Write out every line below that includes the word "ylabel".

◆ ◆ ◆ ◆ ◆ ◆ ◆

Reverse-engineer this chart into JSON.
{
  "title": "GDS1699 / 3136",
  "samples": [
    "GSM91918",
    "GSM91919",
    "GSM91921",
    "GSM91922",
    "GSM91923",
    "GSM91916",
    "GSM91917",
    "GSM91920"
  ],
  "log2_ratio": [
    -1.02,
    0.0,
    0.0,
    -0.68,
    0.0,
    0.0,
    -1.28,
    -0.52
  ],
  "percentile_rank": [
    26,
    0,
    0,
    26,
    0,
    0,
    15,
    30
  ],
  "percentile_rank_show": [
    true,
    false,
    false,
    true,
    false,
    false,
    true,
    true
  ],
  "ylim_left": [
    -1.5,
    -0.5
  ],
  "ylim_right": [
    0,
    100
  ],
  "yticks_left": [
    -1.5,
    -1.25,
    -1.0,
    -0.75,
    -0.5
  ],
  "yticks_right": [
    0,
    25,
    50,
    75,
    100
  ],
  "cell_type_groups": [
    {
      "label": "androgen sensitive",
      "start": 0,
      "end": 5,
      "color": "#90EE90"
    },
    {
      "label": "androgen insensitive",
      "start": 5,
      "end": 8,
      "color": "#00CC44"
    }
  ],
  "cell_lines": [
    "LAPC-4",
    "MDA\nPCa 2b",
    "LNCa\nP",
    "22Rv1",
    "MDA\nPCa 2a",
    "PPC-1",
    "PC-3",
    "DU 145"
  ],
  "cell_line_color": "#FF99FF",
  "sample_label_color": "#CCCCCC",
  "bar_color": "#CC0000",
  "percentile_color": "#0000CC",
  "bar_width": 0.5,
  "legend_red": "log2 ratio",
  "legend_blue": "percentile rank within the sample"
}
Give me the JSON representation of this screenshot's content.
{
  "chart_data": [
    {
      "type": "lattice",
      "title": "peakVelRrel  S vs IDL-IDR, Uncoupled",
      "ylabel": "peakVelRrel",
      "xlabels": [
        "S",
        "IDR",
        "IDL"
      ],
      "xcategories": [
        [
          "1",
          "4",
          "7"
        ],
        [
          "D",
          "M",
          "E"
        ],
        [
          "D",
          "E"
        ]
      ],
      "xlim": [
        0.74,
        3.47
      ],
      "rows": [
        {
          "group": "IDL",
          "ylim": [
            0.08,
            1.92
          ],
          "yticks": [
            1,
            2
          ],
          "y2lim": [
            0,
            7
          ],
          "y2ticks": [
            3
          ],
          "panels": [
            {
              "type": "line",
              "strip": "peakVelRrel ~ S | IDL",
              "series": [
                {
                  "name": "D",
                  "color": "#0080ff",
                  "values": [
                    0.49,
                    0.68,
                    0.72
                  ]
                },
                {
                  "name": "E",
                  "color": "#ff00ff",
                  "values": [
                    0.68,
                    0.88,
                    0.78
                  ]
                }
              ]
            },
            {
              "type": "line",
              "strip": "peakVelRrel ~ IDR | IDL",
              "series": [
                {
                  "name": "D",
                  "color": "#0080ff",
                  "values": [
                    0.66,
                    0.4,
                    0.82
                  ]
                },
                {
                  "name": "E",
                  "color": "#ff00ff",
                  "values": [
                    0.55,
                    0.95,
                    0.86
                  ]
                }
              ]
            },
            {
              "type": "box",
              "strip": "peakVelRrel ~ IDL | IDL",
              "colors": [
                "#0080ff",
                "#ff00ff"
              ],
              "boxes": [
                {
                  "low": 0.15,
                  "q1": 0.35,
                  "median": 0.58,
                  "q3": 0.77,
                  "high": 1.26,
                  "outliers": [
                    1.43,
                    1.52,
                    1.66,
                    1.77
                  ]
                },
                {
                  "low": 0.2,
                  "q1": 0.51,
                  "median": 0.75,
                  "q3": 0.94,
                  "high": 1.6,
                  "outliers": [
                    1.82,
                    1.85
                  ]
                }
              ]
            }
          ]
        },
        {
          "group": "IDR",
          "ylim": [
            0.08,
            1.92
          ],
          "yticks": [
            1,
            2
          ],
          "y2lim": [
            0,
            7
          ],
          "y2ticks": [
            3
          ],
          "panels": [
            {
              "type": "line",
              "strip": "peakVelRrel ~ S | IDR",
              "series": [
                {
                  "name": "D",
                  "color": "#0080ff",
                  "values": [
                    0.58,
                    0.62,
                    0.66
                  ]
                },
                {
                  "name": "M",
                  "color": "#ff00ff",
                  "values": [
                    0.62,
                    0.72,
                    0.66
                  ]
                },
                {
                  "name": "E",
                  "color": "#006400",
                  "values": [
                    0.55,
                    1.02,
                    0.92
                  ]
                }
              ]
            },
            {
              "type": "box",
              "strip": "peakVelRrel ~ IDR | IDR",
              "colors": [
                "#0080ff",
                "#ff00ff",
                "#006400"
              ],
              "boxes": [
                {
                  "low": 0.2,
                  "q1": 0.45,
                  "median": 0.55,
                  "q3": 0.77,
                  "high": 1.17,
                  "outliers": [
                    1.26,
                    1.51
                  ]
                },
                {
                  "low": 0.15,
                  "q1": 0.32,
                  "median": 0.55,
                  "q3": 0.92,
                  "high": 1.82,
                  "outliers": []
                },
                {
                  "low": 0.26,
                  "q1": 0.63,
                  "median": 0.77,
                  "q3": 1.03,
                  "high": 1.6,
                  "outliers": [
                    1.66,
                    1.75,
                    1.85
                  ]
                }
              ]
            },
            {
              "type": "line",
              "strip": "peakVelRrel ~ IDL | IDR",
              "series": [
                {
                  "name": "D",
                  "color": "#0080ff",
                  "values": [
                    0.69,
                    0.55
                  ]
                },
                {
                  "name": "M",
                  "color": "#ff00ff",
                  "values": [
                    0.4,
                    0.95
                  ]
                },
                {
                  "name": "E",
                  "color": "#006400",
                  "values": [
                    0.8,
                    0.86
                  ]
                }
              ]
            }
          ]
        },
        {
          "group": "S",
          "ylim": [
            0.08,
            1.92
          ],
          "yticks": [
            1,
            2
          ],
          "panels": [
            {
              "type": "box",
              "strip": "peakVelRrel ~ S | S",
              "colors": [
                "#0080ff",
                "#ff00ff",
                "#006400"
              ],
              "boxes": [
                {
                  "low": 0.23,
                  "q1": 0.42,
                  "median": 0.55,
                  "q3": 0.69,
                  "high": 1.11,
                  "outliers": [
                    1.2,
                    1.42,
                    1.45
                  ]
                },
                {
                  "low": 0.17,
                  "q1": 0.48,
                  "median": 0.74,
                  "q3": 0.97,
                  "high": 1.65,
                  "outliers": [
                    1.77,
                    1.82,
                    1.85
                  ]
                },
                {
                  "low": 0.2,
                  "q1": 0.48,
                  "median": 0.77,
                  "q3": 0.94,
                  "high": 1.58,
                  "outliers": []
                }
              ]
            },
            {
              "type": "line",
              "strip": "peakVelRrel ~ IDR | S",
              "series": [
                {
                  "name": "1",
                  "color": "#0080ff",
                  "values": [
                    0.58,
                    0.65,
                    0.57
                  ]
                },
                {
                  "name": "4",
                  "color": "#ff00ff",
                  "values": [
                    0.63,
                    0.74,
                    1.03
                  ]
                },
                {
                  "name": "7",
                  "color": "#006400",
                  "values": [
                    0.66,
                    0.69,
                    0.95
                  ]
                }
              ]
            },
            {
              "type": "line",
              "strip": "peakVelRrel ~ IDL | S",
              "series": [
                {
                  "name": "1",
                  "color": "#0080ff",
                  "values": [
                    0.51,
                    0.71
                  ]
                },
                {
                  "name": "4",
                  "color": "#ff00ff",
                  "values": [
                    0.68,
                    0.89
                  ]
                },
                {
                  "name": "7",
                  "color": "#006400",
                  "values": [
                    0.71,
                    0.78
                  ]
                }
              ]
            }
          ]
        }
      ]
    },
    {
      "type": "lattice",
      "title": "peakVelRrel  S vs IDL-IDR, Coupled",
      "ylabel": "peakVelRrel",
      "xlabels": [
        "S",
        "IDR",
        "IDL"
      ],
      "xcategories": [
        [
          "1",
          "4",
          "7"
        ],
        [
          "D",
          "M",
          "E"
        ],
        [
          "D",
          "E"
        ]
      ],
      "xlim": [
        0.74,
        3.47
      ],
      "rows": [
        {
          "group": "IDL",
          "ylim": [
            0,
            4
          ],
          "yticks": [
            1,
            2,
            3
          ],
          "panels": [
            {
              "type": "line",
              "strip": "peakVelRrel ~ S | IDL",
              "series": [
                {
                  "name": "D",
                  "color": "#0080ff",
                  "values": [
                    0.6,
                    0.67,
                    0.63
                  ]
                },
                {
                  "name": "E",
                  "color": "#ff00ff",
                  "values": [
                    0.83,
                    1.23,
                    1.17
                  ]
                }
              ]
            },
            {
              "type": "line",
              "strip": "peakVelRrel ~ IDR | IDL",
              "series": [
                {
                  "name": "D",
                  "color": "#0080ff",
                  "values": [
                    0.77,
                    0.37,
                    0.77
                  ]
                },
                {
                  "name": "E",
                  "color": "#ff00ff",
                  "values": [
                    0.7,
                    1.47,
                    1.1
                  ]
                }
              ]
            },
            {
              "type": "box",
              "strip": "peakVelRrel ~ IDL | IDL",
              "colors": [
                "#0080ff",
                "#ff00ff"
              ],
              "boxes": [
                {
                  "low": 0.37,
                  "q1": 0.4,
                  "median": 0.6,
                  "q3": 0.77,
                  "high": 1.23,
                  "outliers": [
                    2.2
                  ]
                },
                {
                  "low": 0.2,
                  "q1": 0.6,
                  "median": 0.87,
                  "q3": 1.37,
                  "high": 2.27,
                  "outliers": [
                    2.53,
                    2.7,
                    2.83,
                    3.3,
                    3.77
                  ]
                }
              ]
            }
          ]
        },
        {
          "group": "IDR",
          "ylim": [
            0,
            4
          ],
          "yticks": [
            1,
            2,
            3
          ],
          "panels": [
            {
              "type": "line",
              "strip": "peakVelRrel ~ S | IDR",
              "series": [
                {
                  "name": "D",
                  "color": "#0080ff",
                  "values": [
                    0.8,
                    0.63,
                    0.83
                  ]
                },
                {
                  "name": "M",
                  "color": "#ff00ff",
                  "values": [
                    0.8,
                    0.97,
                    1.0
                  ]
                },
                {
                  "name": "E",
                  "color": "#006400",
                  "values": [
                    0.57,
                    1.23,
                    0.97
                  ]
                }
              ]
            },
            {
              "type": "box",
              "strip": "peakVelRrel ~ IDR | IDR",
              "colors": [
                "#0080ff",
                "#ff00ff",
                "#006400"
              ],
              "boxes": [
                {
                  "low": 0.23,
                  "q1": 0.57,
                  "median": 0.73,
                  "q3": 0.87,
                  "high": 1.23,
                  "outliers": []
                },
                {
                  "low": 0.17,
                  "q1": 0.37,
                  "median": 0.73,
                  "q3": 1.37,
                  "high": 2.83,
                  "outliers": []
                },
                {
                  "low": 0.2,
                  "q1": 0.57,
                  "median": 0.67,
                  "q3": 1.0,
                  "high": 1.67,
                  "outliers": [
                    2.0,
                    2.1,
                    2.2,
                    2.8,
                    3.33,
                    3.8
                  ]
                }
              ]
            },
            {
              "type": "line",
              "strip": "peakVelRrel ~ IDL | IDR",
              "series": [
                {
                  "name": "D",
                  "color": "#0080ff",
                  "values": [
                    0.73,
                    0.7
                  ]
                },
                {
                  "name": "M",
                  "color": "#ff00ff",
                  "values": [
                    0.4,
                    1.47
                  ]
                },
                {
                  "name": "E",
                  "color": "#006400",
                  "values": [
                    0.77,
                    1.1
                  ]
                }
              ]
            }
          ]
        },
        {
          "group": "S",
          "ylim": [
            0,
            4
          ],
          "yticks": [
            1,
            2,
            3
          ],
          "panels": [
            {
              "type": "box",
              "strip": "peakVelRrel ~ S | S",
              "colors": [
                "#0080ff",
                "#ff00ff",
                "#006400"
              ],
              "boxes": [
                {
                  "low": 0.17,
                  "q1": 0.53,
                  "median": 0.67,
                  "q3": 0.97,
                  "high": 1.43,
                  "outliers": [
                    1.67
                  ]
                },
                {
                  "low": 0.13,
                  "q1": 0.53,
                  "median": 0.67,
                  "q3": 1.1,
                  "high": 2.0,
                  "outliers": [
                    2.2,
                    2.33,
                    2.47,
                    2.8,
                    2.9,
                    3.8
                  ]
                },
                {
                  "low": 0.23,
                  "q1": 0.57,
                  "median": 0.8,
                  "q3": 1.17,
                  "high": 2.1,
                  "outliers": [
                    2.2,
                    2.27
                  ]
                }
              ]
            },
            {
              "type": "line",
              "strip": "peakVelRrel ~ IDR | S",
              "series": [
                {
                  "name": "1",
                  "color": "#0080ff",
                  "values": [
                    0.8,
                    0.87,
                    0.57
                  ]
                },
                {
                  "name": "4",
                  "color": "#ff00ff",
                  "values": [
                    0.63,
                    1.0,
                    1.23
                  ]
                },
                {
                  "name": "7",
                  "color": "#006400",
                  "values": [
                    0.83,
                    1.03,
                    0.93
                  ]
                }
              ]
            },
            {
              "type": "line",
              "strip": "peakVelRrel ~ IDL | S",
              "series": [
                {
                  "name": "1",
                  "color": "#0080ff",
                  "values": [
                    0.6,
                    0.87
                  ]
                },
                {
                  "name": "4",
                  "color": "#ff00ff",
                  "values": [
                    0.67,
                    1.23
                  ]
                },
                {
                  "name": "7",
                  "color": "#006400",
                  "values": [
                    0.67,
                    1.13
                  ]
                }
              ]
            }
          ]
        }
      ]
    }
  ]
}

◆ ◆ ◆ ◆ ◆ ◆ ◆

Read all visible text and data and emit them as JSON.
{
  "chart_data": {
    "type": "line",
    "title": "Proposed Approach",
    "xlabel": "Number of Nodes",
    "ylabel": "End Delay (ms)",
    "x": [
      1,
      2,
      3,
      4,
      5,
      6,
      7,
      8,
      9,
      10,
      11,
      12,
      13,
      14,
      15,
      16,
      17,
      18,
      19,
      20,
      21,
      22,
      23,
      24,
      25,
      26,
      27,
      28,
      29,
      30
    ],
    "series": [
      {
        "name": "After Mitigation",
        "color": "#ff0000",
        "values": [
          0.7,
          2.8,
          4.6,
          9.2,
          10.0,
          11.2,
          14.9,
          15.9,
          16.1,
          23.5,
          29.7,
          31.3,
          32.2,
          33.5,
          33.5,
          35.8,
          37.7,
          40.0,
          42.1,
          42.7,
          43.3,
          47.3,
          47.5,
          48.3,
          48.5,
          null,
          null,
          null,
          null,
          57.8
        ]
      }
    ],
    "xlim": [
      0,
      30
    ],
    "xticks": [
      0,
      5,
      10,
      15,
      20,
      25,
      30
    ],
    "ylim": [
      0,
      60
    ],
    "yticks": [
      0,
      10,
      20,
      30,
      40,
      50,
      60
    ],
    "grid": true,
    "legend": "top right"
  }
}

◆ ◆ ◆ ◆ ◆ ◆ ◆

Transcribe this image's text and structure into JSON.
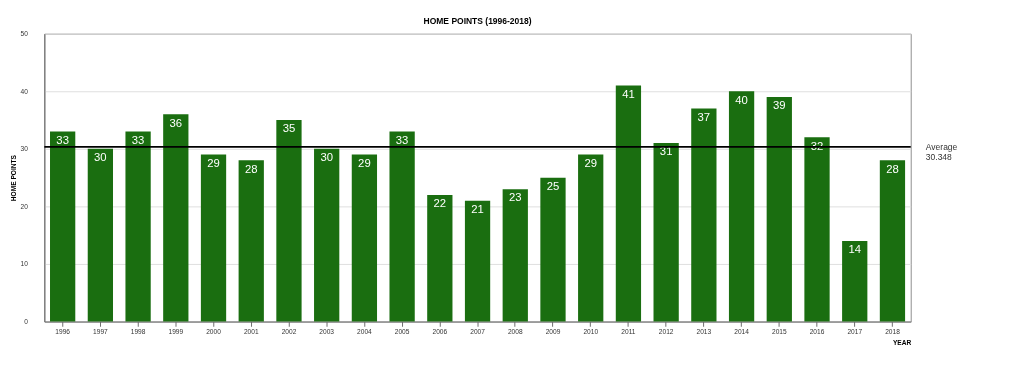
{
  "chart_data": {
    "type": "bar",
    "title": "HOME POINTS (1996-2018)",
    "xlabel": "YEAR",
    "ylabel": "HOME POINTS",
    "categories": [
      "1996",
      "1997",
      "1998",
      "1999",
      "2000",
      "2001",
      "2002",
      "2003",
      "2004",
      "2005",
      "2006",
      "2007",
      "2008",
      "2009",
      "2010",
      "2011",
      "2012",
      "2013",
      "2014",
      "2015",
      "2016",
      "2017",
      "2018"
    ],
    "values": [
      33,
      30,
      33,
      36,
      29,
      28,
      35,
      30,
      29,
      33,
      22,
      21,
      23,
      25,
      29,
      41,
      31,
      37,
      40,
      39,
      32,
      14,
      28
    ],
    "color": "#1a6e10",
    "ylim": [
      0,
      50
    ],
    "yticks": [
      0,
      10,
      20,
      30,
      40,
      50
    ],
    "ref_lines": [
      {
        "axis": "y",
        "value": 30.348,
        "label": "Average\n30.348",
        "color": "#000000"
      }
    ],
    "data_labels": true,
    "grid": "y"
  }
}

◆ ◆ ◆ ◆ ◆ ◆ ◆

• Exercise answer
      "ylabel": "peakVelRrel",
      "ylabel": "peakVelRrel",
    "ylabel": "End Delay (ms)",
    "ylabel": "HOME POINTS",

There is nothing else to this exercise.